* _Exercise requirements_
Count how many lines contain the word "Apply". Please give only the number.

* _Provided material_
|---|

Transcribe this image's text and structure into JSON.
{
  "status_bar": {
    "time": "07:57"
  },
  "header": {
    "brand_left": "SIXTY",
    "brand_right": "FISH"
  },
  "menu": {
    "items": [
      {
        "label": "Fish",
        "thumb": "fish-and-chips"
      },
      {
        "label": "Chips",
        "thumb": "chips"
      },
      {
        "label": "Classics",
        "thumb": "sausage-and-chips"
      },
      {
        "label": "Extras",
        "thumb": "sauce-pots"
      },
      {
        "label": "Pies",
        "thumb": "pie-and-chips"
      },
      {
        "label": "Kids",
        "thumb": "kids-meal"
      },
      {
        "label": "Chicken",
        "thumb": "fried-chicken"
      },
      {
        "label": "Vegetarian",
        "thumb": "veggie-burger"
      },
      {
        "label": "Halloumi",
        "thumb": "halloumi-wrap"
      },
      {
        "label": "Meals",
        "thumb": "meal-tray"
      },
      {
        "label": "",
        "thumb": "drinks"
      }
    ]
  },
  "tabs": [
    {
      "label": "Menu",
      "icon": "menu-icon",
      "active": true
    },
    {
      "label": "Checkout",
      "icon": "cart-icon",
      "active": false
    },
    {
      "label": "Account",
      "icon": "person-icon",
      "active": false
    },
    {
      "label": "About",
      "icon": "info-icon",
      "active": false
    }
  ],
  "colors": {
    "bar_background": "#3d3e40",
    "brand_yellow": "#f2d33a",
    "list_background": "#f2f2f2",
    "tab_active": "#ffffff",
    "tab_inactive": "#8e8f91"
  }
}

|---|

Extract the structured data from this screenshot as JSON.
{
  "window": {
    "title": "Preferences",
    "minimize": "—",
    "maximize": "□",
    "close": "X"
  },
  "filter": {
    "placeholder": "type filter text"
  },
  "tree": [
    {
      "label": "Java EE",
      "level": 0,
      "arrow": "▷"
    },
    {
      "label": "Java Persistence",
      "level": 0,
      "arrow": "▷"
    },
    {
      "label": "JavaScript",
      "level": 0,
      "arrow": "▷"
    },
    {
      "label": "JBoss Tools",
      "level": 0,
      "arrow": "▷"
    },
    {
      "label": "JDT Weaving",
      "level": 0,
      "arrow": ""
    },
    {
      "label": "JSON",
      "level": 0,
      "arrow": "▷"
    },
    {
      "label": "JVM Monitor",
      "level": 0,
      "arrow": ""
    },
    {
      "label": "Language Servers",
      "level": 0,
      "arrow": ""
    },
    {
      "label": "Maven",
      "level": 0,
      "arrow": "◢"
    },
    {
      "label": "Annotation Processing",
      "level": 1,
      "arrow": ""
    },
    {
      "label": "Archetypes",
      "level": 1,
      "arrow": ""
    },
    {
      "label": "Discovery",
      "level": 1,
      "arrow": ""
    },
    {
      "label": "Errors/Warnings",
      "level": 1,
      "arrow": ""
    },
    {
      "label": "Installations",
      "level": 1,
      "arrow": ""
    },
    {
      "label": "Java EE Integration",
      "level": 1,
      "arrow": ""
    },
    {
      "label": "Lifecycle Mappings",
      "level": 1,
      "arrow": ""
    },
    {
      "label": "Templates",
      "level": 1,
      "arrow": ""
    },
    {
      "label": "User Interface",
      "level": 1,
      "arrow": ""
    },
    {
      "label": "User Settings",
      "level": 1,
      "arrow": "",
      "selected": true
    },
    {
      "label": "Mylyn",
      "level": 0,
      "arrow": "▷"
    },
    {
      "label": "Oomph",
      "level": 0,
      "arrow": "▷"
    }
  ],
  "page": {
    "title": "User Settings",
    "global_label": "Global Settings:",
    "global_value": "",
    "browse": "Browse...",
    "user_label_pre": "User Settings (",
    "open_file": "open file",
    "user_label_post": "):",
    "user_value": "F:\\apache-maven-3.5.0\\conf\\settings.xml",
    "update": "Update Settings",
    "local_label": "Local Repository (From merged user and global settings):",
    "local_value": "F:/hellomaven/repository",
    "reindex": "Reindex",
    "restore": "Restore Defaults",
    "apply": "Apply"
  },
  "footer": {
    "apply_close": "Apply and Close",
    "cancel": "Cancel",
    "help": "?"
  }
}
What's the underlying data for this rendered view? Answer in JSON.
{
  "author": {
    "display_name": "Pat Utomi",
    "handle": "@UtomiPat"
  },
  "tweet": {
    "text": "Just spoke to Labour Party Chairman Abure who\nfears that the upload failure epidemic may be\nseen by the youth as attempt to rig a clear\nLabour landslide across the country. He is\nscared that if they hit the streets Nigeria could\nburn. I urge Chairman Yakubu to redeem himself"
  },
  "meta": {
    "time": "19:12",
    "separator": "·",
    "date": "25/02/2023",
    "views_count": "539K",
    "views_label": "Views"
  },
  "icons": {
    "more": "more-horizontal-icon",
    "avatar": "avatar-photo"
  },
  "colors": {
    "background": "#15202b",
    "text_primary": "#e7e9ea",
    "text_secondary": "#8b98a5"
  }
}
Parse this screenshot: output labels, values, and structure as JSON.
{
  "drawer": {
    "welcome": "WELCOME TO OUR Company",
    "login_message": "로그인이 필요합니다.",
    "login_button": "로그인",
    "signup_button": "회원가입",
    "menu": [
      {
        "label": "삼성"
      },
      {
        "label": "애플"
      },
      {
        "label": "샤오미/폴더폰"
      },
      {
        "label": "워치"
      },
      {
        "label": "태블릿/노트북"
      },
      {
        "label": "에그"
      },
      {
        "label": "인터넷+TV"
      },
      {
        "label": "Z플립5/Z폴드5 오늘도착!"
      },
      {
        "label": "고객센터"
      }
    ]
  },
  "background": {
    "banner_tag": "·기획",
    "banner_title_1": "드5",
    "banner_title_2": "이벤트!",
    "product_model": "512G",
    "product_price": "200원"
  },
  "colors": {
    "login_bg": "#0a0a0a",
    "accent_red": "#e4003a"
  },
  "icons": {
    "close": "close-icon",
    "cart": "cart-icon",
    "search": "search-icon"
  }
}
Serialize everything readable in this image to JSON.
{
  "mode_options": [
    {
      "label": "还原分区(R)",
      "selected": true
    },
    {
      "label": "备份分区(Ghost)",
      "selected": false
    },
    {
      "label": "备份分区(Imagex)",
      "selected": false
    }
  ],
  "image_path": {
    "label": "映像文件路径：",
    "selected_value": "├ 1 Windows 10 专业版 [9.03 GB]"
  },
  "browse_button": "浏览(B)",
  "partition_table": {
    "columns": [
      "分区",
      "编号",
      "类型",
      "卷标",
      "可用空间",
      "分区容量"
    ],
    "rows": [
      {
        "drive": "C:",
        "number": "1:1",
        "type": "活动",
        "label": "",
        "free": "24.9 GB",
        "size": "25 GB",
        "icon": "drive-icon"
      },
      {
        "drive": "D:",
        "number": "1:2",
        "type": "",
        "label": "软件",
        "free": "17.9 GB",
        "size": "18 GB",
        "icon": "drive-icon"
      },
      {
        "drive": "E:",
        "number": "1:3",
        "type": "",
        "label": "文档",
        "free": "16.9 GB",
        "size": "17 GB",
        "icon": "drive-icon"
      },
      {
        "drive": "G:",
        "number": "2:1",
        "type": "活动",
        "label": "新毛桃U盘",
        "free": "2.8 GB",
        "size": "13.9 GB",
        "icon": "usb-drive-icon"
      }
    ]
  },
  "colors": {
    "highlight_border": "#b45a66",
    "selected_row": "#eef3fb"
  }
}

|---|

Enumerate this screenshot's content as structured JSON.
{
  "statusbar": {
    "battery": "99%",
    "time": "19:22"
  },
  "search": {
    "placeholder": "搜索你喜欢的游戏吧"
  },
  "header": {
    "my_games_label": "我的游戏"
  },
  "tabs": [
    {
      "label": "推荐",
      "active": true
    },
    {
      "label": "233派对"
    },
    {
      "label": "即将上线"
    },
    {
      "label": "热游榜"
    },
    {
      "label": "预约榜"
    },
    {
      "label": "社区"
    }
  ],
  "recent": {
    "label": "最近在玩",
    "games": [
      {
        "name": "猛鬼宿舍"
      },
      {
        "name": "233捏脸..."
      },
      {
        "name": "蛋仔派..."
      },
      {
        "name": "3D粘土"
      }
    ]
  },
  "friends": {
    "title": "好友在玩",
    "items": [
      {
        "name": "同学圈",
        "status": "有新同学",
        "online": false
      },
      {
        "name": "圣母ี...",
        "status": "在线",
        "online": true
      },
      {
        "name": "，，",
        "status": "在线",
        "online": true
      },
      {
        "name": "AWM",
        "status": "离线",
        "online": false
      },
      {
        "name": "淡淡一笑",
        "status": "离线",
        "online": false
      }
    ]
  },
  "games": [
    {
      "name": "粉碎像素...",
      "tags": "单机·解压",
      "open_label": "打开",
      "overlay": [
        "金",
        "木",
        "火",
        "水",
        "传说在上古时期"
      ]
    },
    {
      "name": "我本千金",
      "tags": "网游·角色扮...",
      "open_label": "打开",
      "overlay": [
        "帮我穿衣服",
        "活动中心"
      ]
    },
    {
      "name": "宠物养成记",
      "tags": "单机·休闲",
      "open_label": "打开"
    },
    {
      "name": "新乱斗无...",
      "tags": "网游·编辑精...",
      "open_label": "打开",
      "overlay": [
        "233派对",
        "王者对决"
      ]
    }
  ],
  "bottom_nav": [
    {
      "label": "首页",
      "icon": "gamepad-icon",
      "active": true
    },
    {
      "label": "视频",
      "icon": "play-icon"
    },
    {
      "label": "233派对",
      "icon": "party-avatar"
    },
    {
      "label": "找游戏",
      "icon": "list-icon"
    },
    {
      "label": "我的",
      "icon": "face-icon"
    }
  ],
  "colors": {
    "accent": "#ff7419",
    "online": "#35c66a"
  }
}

|---|

* _Exercise solution_
2